* Given instruction *
Restate each line word for word. Leave out every picture.

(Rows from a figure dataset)
======

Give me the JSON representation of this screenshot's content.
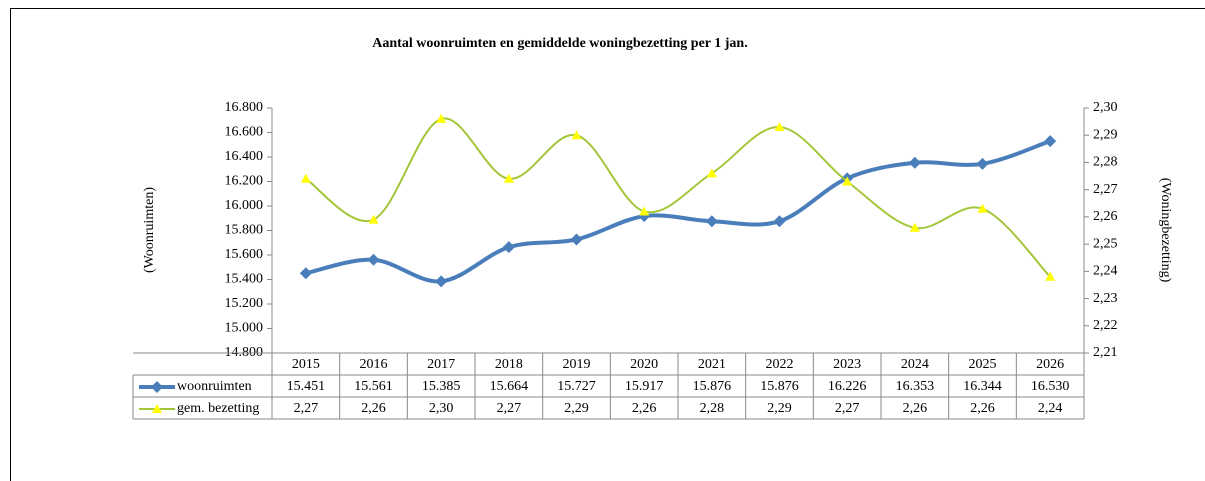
{
  "chart_data": {
    "type": "line",
    "title": "Aantal woonruimten en gemiddelde woningbezetting per 1 jan.",
    "ylabel": "(Woonruimten)",
    "y2label": "(Woningbezetting)",
    "categories": [
      "2015",
      "2016",
      "2017",
      "2018",
      "2019",
      "2020",
      "2021",
      "2022",
      "2023",
      "2024",
      "2025",
      "2026"
    ],
    "series": [
      {
        "name": "woonruimten",
        "color": "#4a7ebb",
        "marker": "diamond",
        "values": [
          15451,
          15561,
          15385,
          15664,
          15727,
          15917,
          15876,
          15876,
          16226,
          16353,
          16344,
          16530
        ],
        "value_labels": [
          "15.451",
          "15.561",
          "15.385",
          "15.664",
          "15.727",
          "15.917",
          "15.876",
          "15.876",
          "16.226",
          "16.353",
          "16.344",
          "16.530"
        ]
      },
      {
        "name": "gem. bezetting",
        "color": "#a4c639",
        "marker_color": "#ffff00",
        "marker": "triangle",
        "axis": "y2",
        "values": [
          2.274,
          2.259,
          2.296,
          2.274,
          2.29,
          2.262,
          2.276,
          2.293,
          2.273,
          2.256,
          2.263,
          2.238
        ],
        "value_labels": [
          "2,27",
          "2,26",
          "2,30",
          "2,27",
          "2,29",
          "2,26",
          "2,28",
          "2,29",
          "2,27",
          "2,26",
          "2,26",
          "2,24"
        ]
      }
    ],
    "ylim": [
      14800,
      16800
    ],
    "yticks": [
      {
        "value": 14800,
        "label": "14.800"
      },
      {
        "value": 15000,
        "label": "15.000"
      },
      {
        "value": 15200,
        "label": "15.200"
      },
      {
        "value": 15400,
        "label": "15.400"
      },
      {
        "value": 15600,
        "label": "15.600"
      },
      {
        "value": 15800,
        "label": "15.800"
      },
      {
        "value": 16000,
        "label": "16.000"
      },
      {
        "value": 16200,
        "label": "16.200"
      },
      {
        "value": 16400,
        "label": "16.400"
      },
      {
        "value": 16600,
        "label": "16.600"
      },
      {
        "value": 16800,
        "label": "16.800"
      }
    ],
    "y2lim": [
      2.21,
      2.3
    ],
    "y2ticks": [
      {
        "value": 2.21,
        "label": "2,21"
      },
      {
        "value": 2.22,
        "label": "2,22"
      },
      {
        "value": 2.23,
        "label": "2,23"
      },
      {
        "value": 2.24,
        "label": "2,24"
      },
      {
        "value": 2.25,
        "label": "2,25"
      },
      {
        "value": 2.26,
        "label": "2,26"
      },
      {
        "value": 2.27,
        "label": "2,27"
      },
      {
        "value": 2.28,
        "label": "2,28"
      },
      {
        "value": 2.29,
        "label": "2,29"
      },
      {
        "value": 2.3,
        "label": "2,30"
      }
    ],
    "grid": false,
    "smooth": true
  }
}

======

* Reply to the task *
Give me the JSON representation of this screenshot's content.
{
  "chart_data": {
    "type": "line",
    "title": "Aantal woonruimten en gemiddelde woningbezetting per 1 jan.",
    "ylabel": "(Woonruimten)",
    "y2label": "(Woningbezetting)",
    "categories": [
      "2015",
      "2016",
      "2017",
      "2018",
      "2019",
      "2020",
      "2021",
      "2022",
      "2023",
      "2024",
      "2025",
      "2026"
    ],
    "series": [
      {
        "name": "woonruimten",
        "color": "#4a7ebb",
        "marker": "diamond",
        "values": [
          15451,
          15561,
          15385,
          15664,
          15727,
          15917,
          15876,
          15876,
          16226,
          16353,
          16344,
          16530
        ],
        "value_labels": [
          "15.451",
          "15.561",
          "15.385",
          "15.664",
          "15.727",
          "15.917",
          "15.876",
          "15.876",
          "16.226",
          "16.353",
          "16.344",
          "16.530"
        ]
      },
      {
        "name": "gem. bezetting",
        "color": "#a4c639",
        "marker_color": "#ffff00",
        "marker": "triangle",
        "axis": "y2",
        "values": [
          2.274,
          2.259,
          2.296,
          2.274,
          2.29,
          2.262,
          2.276,
          2.293,
          2.273,
          2.256,
          2.263,
          2.238
        ],
        "value_labels": [
          "2,27",
          "2,26",
          "2,30",
          "2,27",
          "2,29",
          "2,26",
          "2,28",
          "2,29",
          "2,27",
          "2,26",
          "2,26",
          "2,24"
        ]
      }
    ],
    "ylim": [
      14800,
      16800
    ],
    "yticks": [
      {
        "value": 14800,
        "label": "14.800"
      },
      {
        "value": 15000,
        "label": "15.000"
      },
      {
        "value": 15200,
        "label": "15.200"
      },
      {
        "value": 15400,
        "label": "15.400"
      },
      {
        "value": 15600,
        "label": "15.600"
      },
      {
        "value": 15800,
        "label": "15.800"
      },
      {
        "value": 16000,
        "label": "16.000"
      },
      {
        "value": 16200,
        "label": "16.200"
      },
      {
        "value": 16400,
        "label": "16.400"
      },
      {
        "value": 16600,
        "label": "16.600"
      },
      {
        "value": 16800,
        "label": "16.800"
      }
    ],
    "y2lim": [
      2.21,
      2.3
    ],
    "y2ticks": [
      {
        "value": 2.21,
        "label": "2,21"
      },
      {
        "value": 2.22,
        "label": "2,22"
      },
      {
        "value": 2.23,
        "label": "2,23"
      },
      {
        "value": 2.24,
        "label": "2,24"
      },
      {
        "value": 2.25,
        "label": "2,25"
      },
      {
        "value": 2.26,
        "label": "2,26"
      },
      {
        "value": 2.27,
        "label": "2,27"
      },
      {
        "value": 2.28,
        "label": "2,28"
      },
      {
        "value": 2.29,
        "label": "2,29"
      },
      {
        "value": 2.3,
        "label": "2,30"
      }
    ],
    "grid": false,
    "smooth": true
  }
}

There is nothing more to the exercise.